_Short task_
Which lines hold the string "this"? Copy every one of them.

++++++++

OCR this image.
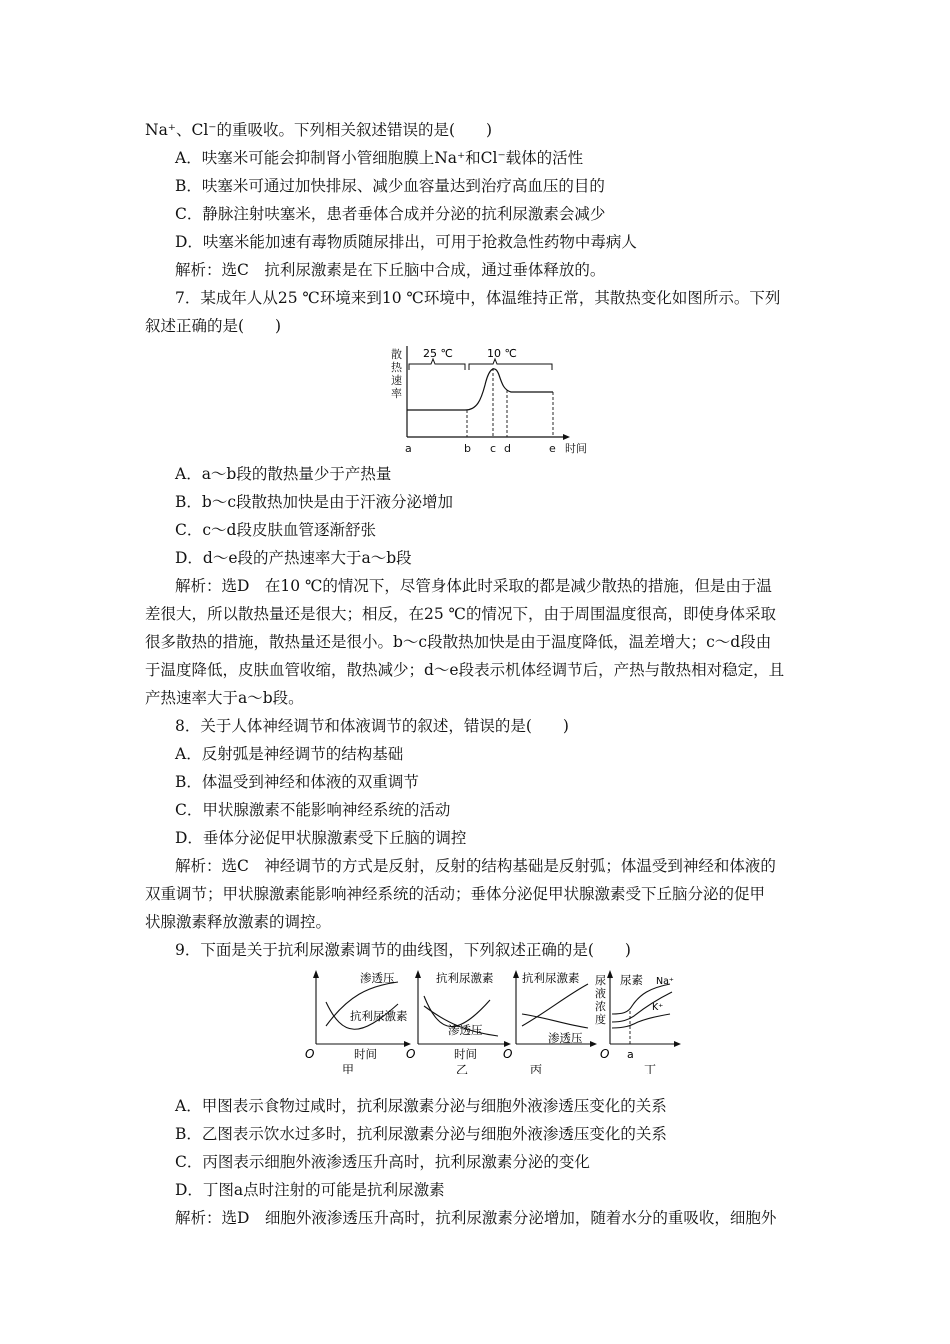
Na⁺、Cl⁻的重吸收。下列相关叙述错误的是(　　)
A．呋塞米可能会抑制肾小管细胞膜上Na⁺和Cl⁻载体的活性
B．呋塞米可通过加快排尿、减少血容量达到治疗高血压的目的
C．静脉注射呋塞米，患者垂体合成并分泌的抗利尿激素会减少
D．呋塞米能加速有毒物质随尿排出，可用于抢救急性药物中毒病人
解析：选C　抗利尿激素是在下丘脑中合成，通过垂体释放的。
7．某成年人从25 ℃环境来到10 ℃环境中，体温维持正常，其散热变化如图所示。下列
叙述正确的是(　　)
散
热
速
率
25 ℃	10 ℃
a	b c d	e 时间
A．a～b段的散热量少于产热量
B．b～c段散热加快是由于汗液分泌增加
C．c～d段皮肤血管逐渐舒张
D．d～e段的产热速率大于a～b段
解析：选D　在10 ℃的情况下，尽管身体此时采取的都是减少散热的措施，但是由于温
差很大，所以散热量还是很大；相反，在25 ℃的情况下，由于周围温度很高，即使身体采取
很多散热的措施，散热量还是很小。b～c段散热加快是由于温度降低，温差增大；c～d段由
于温度降低，皮肤血管收缩，散热减少；d～e段表示机体经调节后，产热与散热相对稳定，且
产热速率大于a～b段。
8．关于人体神经调节和体液调节的叙述，错误的是(　　)
A．反射弧是神经调节的结构基础
B．体温受到神经和体液的双重调节
C．甲状腺激素不能影响神经系统的活动
D．垂体分泌促甲状腺激素受下丘脑的调控
解析：选C　神经调节的方式是反射，反射的结构基础是反射弧；体温受到神经和体液的
双重调节；甲状腺激素能影响神经系统的活动；垂体分泌促甲状腺激素受下丘脑分泌的促甲
状腺激素释放激素的调控。
9．下面是关于抗利尿激素调节的曲线图，下列叙述正确的是(　　)
渗透压
抗利尿激素
O	时间
甲
抗利尿激素
渗透压
O	时间
乙
抗利尿激素
渗透压
O
丙
尿
液
浓
度
尿素 Na⁺
K⁺
O a
丁
A．甲图表示食物过咸时，抗利尿激素分泌与细胞外液渗透压变化的关系
B．乙图表示饮水过多时，抗利尿激素分泌与细胞外液渗透压变化的关系
C．丙图表示细胞外液渗透压升高时，抗利尿激素分泌的变化
D．丁图a点时注射的可能是抗利尿激素
解析：选D　细胞外液渗透压升高时，抗利尿激素分泌增加，随着水分的重吸收，细胞外
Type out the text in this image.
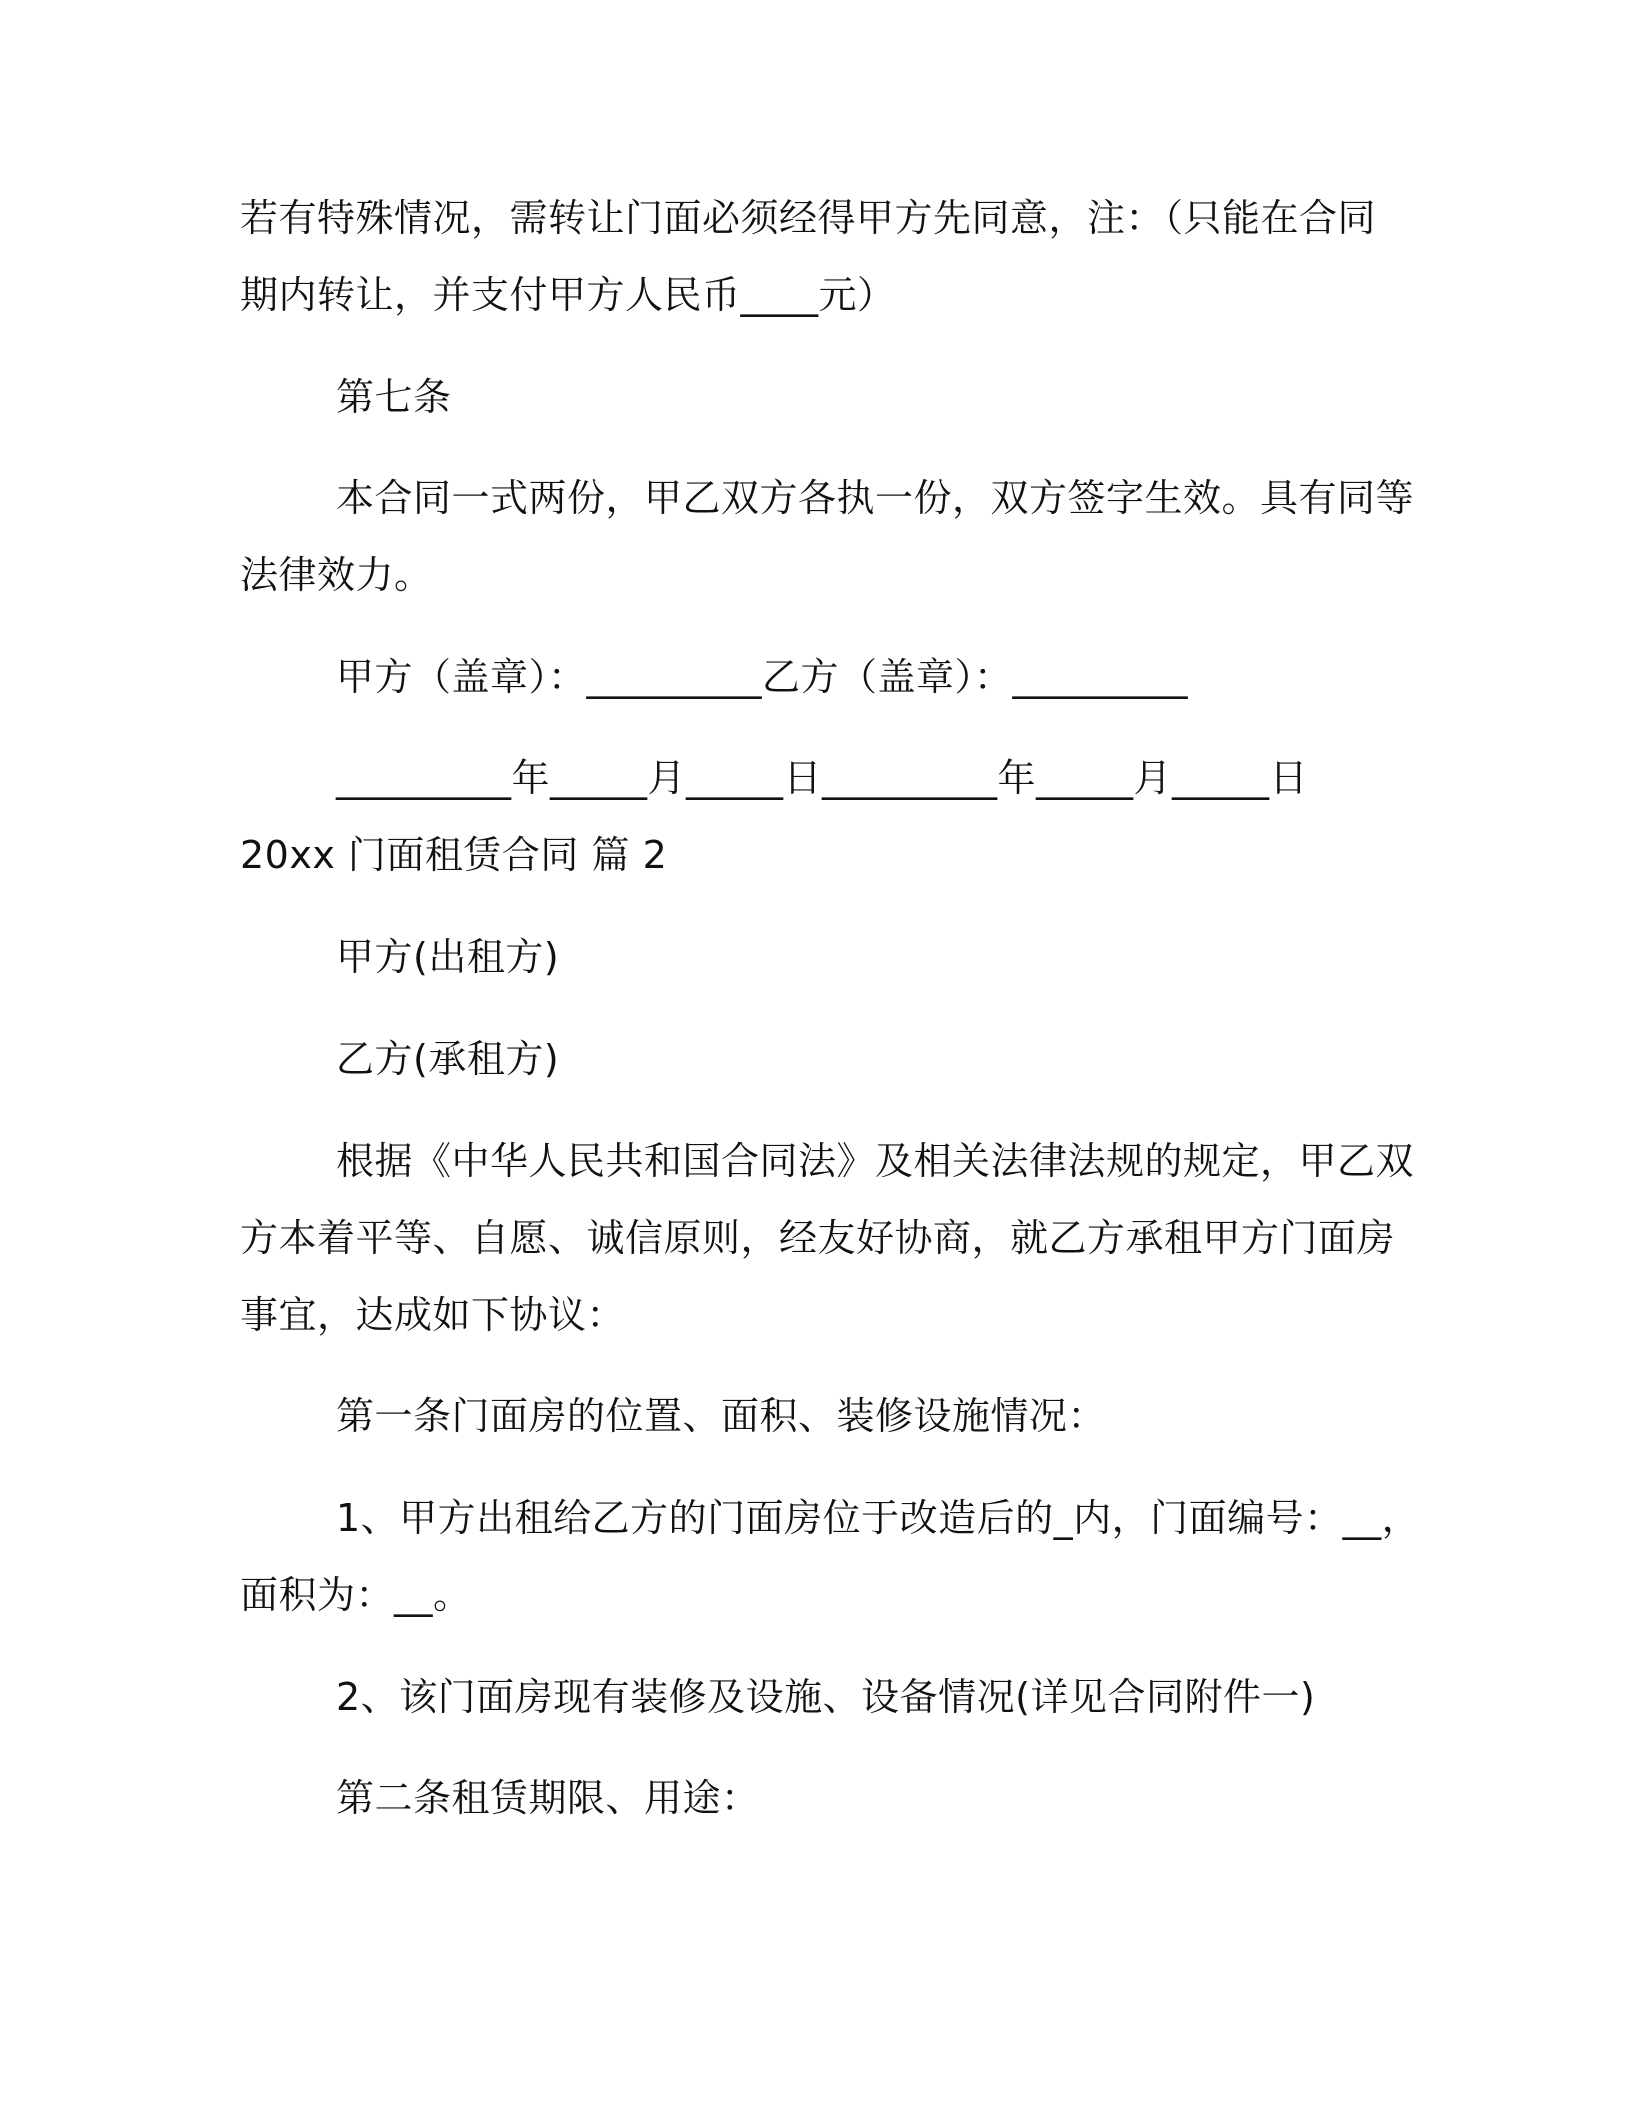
若有特殊情况，需转让门面必须经得甲方先同意，注：（只能在合同
期内转让，并支付甲方人民币____元）
第七条
本合同一式两份，甲乙双方各执一份，双方签字生效。具有同等
法律效力。
甲方（盖章）：_________乙方（盖章）：_________
_________年_____月_____日_________年_____月_____日
20xx 门面租赁合同 篇 2
甲方(出租方)
乙方(承租方)
根据《中华人民共和国合同法》及相关法律法规的规定，甲乙双
方本着平等、自愿、诚信原则，经友好协商，就乙方承租甲方门面房
事宜，达成如下协议：
第一条门面房的位置、面积、装修设施情况：
1、甲方出租给乙方的门面房位于改造后的_内，门面编号：__，
面积为：__。
2、该门面房现有装修及设施、设备情况(详见合同附件一)
第二条租赁期限、用途：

++++++++

_Full output_
OCR this image.
Type out the text in this image.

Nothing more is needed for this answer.